* _Requirements_: Each line of the material below that holds the word "సరఫర" needs to be copied.

┌────────

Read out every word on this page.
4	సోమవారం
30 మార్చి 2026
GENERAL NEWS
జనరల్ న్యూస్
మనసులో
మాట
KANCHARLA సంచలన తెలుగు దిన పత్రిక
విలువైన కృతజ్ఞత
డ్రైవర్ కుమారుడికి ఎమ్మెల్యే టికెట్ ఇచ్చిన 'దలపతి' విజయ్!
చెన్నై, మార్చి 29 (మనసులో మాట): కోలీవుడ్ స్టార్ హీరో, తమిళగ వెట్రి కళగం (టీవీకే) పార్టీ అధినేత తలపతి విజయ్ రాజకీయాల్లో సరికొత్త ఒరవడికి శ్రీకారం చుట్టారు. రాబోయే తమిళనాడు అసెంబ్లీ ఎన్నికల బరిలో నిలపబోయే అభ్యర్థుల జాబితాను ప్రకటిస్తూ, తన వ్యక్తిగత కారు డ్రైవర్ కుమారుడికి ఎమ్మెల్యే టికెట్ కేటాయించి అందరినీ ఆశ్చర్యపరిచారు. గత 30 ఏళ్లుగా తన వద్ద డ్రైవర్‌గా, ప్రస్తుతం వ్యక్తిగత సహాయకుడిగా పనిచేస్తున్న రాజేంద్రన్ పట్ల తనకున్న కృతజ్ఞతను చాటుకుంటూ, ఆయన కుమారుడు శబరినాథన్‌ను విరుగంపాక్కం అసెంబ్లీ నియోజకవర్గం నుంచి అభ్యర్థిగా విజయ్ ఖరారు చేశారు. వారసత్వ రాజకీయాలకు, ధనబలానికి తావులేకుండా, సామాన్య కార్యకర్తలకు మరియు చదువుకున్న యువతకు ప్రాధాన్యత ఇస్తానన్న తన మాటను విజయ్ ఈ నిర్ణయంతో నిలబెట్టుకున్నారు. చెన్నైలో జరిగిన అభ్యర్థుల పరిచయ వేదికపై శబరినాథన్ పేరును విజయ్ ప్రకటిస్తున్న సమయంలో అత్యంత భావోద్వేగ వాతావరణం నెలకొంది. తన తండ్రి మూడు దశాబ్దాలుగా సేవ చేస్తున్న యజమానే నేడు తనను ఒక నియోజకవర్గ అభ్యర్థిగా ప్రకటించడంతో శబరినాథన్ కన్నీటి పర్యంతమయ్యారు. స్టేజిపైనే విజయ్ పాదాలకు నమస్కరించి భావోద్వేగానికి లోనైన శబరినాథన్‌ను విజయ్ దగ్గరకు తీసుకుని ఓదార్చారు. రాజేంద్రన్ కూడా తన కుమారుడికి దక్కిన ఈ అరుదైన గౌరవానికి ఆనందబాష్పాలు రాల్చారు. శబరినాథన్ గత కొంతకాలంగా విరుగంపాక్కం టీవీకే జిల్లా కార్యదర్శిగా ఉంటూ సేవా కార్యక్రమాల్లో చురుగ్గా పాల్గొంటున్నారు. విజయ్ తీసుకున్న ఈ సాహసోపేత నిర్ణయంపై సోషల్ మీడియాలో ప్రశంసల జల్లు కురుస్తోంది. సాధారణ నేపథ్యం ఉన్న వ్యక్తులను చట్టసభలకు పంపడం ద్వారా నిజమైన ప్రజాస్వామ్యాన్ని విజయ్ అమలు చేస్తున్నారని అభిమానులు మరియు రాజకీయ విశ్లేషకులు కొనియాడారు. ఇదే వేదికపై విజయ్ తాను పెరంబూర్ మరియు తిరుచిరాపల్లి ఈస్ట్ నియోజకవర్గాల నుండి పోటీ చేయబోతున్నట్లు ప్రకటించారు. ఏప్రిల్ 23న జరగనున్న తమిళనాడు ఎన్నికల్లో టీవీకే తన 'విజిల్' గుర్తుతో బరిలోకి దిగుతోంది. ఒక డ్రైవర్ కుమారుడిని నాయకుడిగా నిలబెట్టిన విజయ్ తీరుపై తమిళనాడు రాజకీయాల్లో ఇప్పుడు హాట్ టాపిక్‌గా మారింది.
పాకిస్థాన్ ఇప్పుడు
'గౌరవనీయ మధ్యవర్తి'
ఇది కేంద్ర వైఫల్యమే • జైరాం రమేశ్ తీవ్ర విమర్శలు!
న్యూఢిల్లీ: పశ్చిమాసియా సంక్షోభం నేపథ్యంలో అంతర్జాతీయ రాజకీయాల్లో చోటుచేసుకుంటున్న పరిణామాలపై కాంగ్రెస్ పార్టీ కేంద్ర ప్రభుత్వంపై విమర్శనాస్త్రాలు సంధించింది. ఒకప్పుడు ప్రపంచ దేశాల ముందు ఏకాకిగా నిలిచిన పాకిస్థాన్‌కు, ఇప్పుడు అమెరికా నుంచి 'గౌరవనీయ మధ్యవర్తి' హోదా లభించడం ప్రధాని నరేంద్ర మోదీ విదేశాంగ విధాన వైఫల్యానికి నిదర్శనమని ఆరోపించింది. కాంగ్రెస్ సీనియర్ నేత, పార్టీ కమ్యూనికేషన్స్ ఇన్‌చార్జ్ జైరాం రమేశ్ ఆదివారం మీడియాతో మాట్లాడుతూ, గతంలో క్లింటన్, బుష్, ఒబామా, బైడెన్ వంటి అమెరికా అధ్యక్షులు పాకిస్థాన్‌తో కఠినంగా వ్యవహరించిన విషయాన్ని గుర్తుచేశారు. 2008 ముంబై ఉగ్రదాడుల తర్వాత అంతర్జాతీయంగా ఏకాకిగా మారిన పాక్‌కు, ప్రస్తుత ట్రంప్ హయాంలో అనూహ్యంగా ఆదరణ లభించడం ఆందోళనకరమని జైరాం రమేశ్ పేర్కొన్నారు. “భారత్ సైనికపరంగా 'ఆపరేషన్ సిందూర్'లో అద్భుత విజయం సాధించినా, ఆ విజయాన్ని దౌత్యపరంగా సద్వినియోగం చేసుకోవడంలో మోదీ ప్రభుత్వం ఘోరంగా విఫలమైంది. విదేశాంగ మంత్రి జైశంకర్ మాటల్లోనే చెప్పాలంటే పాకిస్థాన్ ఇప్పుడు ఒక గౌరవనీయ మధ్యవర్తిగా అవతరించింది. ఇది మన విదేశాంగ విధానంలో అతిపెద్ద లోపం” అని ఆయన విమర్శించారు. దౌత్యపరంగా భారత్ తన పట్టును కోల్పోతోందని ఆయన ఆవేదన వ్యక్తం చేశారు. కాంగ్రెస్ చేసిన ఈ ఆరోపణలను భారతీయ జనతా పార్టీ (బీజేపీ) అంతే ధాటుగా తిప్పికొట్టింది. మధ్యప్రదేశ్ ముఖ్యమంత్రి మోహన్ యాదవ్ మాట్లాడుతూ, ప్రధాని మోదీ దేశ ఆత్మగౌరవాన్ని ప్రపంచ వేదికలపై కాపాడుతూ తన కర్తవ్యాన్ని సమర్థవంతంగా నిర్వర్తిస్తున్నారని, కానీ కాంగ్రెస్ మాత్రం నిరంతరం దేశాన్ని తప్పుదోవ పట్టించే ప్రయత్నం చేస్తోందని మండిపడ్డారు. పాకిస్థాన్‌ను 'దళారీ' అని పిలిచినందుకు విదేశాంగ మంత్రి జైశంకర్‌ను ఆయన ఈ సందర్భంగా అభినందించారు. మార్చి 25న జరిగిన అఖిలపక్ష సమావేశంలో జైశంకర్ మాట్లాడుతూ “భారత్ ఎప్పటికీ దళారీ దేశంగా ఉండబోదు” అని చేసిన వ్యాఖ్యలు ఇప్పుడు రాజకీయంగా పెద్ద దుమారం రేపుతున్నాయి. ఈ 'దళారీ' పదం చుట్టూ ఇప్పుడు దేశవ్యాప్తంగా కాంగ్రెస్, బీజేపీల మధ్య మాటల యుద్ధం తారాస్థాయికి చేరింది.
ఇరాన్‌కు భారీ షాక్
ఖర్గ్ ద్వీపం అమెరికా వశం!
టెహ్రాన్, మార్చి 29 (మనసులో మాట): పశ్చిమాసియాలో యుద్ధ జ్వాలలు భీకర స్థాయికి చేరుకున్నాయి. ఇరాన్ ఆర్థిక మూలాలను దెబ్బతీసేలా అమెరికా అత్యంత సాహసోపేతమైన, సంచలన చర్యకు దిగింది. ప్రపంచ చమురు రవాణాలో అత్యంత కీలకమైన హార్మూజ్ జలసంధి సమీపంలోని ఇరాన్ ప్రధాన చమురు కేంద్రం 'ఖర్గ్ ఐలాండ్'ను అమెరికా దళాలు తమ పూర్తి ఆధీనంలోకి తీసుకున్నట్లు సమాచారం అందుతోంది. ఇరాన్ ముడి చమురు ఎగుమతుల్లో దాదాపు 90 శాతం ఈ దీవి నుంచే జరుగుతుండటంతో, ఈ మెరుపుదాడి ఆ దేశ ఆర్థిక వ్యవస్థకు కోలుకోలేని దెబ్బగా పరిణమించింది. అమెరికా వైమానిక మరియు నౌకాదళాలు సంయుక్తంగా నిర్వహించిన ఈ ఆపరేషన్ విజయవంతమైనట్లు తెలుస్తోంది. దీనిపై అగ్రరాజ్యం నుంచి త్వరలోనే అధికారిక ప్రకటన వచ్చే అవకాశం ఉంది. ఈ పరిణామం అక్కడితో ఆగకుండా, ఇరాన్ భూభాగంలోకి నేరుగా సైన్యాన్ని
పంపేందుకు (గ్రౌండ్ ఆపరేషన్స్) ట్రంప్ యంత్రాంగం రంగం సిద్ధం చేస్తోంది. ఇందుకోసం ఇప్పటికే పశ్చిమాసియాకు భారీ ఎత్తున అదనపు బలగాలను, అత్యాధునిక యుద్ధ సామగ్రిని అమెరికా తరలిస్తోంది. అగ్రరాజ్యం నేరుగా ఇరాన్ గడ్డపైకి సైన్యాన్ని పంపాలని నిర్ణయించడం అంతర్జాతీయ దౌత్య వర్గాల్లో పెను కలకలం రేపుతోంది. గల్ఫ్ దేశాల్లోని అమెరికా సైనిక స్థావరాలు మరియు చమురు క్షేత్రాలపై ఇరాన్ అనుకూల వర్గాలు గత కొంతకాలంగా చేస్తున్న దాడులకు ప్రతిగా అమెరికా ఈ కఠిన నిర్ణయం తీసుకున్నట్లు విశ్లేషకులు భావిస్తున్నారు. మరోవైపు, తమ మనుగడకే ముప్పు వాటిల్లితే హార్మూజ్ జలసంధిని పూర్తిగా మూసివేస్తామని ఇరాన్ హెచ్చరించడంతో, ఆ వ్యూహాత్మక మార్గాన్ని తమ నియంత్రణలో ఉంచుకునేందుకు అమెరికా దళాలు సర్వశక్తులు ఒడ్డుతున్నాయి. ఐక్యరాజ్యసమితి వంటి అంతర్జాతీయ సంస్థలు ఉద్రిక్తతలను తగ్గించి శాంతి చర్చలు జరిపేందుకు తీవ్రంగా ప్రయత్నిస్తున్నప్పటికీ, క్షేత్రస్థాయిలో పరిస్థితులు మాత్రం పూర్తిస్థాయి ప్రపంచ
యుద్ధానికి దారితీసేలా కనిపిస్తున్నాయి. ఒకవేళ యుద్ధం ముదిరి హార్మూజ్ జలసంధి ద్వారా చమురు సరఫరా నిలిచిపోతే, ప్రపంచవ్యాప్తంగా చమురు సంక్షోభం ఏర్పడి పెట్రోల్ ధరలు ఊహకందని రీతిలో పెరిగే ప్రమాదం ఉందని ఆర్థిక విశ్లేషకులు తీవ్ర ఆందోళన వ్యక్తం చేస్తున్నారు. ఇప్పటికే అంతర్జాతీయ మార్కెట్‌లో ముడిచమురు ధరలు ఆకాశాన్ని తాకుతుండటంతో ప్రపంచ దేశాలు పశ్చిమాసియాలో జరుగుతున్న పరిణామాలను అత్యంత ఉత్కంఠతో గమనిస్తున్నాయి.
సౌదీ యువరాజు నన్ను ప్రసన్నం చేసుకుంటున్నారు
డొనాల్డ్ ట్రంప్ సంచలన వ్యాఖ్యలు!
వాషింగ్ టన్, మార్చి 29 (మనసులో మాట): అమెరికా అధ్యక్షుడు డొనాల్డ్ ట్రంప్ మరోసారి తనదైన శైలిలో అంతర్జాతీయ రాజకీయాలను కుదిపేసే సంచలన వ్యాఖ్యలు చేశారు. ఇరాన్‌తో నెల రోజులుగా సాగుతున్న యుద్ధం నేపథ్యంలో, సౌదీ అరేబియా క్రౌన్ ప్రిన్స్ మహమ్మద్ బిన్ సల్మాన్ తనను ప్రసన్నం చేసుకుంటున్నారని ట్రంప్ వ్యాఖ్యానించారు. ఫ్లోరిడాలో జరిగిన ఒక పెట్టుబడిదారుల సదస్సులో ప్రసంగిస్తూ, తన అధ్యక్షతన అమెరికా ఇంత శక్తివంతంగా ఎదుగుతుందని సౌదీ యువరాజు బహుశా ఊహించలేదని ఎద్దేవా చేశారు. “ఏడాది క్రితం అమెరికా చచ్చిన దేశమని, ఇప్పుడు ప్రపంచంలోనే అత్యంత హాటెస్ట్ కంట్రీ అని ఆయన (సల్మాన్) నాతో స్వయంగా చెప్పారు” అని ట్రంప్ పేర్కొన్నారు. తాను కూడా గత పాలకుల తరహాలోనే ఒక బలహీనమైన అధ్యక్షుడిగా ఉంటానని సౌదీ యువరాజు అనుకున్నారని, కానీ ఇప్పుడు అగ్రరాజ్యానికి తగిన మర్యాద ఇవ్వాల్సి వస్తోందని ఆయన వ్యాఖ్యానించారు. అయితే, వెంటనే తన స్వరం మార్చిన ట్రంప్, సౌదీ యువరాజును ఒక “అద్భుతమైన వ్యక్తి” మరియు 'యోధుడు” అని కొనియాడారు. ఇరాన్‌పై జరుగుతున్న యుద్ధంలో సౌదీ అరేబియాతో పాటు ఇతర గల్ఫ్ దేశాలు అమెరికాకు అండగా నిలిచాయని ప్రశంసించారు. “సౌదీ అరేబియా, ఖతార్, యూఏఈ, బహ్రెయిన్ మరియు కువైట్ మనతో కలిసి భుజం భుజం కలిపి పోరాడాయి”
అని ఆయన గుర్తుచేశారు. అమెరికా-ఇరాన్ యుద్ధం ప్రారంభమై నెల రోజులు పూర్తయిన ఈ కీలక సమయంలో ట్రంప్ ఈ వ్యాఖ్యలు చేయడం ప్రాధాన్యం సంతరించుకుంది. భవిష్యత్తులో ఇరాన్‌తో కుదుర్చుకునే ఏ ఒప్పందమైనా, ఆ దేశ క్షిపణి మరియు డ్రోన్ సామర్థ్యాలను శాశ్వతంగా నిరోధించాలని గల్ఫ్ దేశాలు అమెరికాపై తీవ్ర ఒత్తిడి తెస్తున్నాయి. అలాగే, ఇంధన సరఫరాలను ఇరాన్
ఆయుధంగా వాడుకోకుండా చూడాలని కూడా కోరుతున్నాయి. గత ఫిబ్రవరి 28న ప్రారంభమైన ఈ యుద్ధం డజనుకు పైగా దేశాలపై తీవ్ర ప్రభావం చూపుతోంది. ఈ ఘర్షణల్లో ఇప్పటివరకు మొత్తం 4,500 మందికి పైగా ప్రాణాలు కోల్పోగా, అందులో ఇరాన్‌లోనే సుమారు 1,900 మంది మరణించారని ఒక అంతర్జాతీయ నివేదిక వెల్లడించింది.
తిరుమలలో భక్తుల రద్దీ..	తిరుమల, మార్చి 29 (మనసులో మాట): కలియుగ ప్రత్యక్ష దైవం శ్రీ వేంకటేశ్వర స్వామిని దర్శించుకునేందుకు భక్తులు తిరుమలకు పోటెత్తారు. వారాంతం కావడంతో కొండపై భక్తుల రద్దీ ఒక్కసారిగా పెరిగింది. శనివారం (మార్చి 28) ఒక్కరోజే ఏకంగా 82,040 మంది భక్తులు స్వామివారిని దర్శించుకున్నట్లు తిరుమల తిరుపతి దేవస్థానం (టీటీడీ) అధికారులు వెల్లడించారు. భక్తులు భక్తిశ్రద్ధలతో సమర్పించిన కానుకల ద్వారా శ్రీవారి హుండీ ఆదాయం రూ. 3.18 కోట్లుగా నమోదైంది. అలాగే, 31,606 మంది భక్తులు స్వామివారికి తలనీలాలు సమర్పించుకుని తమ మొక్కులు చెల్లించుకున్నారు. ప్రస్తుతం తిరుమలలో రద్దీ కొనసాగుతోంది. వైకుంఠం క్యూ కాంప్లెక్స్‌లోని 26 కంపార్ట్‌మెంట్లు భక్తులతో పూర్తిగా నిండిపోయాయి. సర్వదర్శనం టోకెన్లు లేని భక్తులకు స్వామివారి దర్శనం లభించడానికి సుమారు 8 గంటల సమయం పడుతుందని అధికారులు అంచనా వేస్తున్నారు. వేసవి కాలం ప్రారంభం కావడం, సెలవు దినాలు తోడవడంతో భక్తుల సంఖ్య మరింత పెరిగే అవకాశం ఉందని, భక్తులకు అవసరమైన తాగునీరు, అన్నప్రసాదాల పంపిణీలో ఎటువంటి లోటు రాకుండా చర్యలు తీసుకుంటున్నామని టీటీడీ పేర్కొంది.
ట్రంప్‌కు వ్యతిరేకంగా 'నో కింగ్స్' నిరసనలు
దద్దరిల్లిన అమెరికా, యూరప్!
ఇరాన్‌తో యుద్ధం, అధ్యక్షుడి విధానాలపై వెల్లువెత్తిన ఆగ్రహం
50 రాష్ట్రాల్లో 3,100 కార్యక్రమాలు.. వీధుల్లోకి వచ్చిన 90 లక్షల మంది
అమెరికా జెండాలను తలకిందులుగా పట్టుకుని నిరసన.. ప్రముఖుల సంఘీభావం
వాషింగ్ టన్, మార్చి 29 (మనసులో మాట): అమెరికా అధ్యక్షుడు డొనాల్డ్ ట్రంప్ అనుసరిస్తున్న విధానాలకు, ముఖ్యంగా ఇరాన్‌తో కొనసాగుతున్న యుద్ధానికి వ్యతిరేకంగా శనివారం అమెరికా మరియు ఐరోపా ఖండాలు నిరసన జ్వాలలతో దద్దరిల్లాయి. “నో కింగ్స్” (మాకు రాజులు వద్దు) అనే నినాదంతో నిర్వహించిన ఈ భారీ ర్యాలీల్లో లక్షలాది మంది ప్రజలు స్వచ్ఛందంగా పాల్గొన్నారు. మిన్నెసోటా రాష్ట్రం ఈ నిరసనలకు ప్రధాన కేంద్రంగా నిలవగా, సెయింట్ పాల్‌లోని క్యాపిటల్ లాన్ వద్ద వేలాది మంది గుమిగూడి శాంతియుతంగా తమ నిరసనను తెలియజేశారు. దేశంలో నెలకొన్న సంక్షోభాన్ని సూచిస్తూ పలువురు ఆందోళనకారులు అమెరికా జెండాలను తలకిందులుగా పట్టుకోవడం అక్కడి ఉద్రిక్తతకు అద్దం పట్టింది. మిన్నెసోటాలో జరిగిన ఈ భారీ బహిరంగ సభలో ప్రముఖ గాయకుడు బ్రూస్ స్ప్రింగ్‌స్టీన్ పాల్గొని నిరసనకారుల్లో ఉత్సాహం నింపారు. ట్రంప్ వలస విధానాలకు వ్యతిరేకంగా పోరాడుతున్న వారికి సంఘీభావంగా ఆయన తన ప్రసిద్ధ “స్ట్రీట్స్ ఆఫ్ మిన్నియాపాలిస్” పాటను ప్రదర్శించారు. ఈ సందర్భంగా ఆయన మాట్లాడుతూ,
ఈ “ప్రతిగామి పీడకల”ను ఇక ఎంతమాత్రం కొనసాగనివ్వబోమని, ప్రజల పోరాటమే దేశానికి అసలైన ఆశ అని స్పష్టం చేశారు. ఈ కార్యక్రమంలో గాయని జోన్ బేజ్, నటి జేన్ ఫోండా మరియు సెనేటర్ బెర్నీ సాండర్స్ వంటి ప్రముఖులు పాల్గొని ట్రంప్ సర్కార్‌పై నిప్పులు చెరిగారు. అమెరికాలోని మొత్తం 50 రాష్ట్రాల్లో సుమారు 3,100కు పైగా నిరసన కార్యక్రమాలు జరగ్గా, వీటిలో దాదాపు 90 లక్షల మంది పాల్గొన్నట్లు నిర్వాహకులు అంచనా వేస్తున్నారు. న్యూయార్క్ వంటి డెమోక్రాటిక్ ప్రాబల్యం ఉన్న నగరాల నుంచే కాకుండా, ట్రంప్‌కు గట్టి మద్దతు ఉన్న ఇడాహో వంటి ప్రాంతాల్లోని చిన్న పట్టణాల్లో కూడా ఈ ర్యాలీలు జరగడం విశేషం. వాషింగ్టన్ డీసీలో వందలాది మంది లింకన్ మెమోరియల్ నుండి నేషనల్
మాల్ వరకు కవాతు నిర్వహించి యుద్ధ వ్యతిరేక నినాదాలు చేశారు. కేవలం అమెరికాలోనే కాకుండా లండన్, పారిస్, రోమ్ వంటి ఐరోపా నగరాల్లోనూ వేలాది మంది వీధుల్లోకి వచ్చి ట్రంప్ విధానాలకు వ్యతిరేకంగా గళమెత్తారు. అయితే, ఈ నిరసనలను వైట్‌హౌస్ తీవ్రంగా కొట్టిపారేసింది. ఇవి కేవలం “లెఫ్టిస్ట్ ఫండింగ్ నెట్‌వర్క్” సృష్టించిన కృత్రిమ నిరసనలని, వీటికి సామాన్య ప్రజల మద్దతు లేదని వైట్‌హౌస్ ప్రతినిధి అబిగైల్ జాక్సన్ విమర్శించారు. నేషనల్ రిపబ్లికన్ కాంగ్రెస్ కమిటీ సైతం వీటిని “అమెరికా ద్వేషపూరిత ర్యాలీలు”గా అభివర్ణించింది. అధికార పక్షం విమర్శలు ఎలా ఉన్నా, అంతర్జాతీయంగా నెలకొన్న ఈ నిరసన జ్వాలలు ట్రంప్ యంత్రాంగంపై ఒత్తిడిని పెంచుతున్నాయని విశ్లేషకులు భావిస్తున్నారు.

└────────

* _Result of this exercise_:
యుద్ధానికి దారితీసేలా కనిపిస్తున్నాయి. ఒకవేళ యుద్ధం ముదిరి హార్మూజ్ జలసంధి ద్వారా చమురు సరఫరా నిలిచిపోతే, ప్రపంచవ్యాప్తంగా చమురు సంక్షోభం ఏర్పడి పెట్రోల్ ధరలు ఊహకందని రీతిలో పెరిగే ప్రమాదం ఉందని ఆర్థిక విశ్లేషకులు తీవ్ర ఆందోళన వ్యక్తం చేస్తున్నారు. ఇప్పటికే అంతర్జాతీయ మార్కెట్‌లో ముడిచమురు ధరలు ఆకాశాన్ని తాకుతుండటంతో ప్రపంచ దేశాలు పశ్చిమాసియాలో జరుగుతున్న పరిణామాలను అత్యంత ఉత్కంఠతో గమనిస్తున్నాయి.
అని ఆయన గుర్తుచేశారు. అమెరికా-ఇరాన్ యుద్ధం ప్రారంభమై నెల రోజులు పూర్తయిన ఈ కీలక సమయంలో ట్రంప్ ఈ వ్యాఖ్యలు చేయడం ప్రాధాన్యం సంతరించుకుంది. భవిష్యత్తులో ఇరాన్‌తో కుదుర్చుకునే ఏ ఒప్పందమైనా, ఆ దేశ క్షిపణి మరియు డ్రోన్ సామర్థ్యాలను శాశ్వతంగా నిరోధించాలని గల్ఫ్ దేశాలు అమెరికాపై తీవ్ర ఒత్తిడి తెస్తున్నాయి. అలాగే, ఇంధన సరఫరాలను ఇరాన్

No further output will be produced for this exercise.